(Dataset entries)

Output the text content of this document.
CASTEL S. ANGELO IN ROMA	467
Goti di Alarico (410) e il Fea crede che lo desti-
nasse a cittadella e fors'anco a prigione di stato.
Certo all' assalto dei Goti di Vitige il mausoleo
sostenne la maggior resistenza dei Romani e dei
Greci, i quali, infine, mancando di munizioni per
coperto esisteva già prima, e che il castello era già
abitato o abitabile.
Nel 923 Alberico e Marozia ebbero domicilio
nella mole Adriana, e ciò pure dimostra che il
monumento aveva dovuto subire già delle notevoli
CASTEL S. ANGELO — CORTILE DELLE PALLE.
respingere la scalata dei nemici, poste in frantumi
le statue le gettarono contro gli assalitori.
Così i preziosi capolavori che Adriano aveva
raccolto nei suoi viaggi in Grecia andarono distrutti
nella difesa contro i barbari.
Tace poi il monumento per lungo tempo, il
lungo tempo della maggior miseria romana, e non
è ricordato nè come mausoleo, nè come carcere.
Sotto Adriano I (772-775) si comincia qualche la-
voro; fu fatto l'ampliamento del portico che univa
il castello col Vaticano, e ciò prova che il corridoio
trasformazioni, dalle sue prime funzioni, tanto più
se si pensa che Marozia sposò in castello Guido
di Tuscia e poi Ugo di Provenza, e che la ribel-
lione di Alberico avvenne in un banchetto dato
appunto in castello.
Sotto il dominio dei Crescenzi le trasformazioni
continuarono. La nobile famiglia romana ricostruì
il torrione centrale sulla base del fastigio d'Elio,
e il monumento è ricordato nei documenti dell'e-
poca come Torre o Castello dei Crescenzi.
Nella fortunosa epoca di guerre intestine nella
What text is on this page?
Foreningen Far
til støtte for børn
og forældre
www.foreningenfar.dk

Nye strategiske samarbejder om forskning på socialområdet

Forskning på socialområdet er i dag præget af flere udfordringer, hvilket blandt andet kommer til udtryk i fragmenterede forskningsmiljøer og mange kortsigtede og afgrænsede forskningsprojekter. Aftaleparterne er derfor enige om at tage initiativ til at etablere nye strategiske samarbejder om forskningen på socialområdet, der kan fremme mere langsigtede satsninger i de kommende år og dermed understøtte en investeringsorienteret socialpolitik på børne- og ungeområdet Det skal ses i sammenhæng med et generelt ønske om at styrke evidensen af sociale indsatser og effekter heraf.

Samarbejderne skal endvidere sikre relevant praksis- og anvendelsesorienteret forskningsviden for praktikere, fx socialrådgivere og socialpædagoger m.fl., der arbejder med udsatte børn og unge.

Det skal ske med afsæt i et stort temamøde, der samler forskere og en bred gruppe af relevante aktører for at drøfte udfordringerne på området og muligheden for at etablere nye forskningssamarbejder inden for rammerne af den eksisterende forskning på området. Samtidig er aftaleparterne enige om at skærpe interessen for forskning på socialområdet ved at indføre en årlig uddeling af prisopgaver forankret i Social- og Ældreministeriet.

**Aim of the task**
Produce an exact copy of the whole listing.

**Finished answer**
Output the text content of this document.
CASTEL S. ANGELO IN ROMA	467
Goti di Alarico (410) e il Fea crede che lo desti-
nasse a cittadella e fors'anco a prigione di stato.
Certo all' assalto dei Goti di Vitige il mausoleo
sostenne la maggior resistenza dei Romani e dei
Greci, i quali, infine, mancando di munizioni per
coperto esisteva già prima, e che il castello era già
abitato o abitabile.
Nel 923 Alberico e Marozia ebbero domicilio
nella mole Adriana, e ciò pure dimostra che il
monumento aveva dovuto subire già delle notevoli
CASTEL S. ANGELO — CORTILE DELLE PALLE.
respingere la scalata dei nemici, poste in frantumi
le statue le gettarono contro gli assalitori.
Così i preziosi capolavori che Adriano aveva
raccolto nei suoi viaggi in Grecia andarono distrutti
nella difesa contro i barbari.
Tace poi il monumento per lungo tempo, il
lungo tempo della maggior miseria romana, e non
è ricordato nè come mausoleo, nè come carcere.
Sotto Adriano I (772-775) si comincia qualche la-
voro; fu fatto l'ampliamento del portico che univa
il castello col Vaticano, e ciò prova che il corridoio
trasformazioni, dalle sue prime funzioni, tanto più
se si pensa che Marozia sposò in castello Guido
di Tuscia e poi Ugo di Provenza, e che la ribel-
lione di Alberico avvenne in un banchetto dato
appunto in castello.
Sotto il dominio dei Crescenzi le trasformazioni
continuarono. La nobile famiglia romana ricostruì
il torrione centrale sulla base del fastigio d'Elio,
e il monumento è ricordato nei documenti dell'e-
poca come Torre o Castello dei Crescenzi.
Nella fortunosa epoca di guerre intestine nella
What text is on this page?
Foreningen Far
til støtte for børn
og forældre
www.foreningenfar.dk

Nye strategiske samarbejder om forskning på socialområdet

Forskning på socialområdet er i dag præget af flere udfordringer, hvilket blandt andet kommer til udtryk i fragmenterede forskningsmiljøer og mange kortsigtede og afgrænsede forskningsprojekter. Aftaleparterne er derfor enige om at tage initiativ til at etablere nye strategiske samarbejder om forskningen på socialområdet, der kan fremme mere langsigtede satsninger i de kommende år og dermed understøtte en investeringsorienteret socialpolitik på børne- og ungeområdet Det skal ses i sammenhæng med et generelt ønske om at styrke evidensen af sociale indsatser og effekter heraf.

Samarbejderne skal endvidere sikre relevant praksis- og anvendelsesorienteret forskningsviden for praktikere, fx socialrådgivere og socialpædagoger m.fl., der arbejder med udsatte børn og unge.

Det skal ske med afsæt i et stort temamøde, der samler forskere og en bred gruppe af relevante aktører for at drøfte udfordringerne på området og muligheden for at etablere nye forskningssamarbejder inden for rammerne af den eksisterende forskning på området. Samtidig er aftaleparterne enige om at skærpe interessen for forskning på socialområdet ved at indføre en årlig uddeling af prisopgaver forankret i Social- og Ældreministeriet.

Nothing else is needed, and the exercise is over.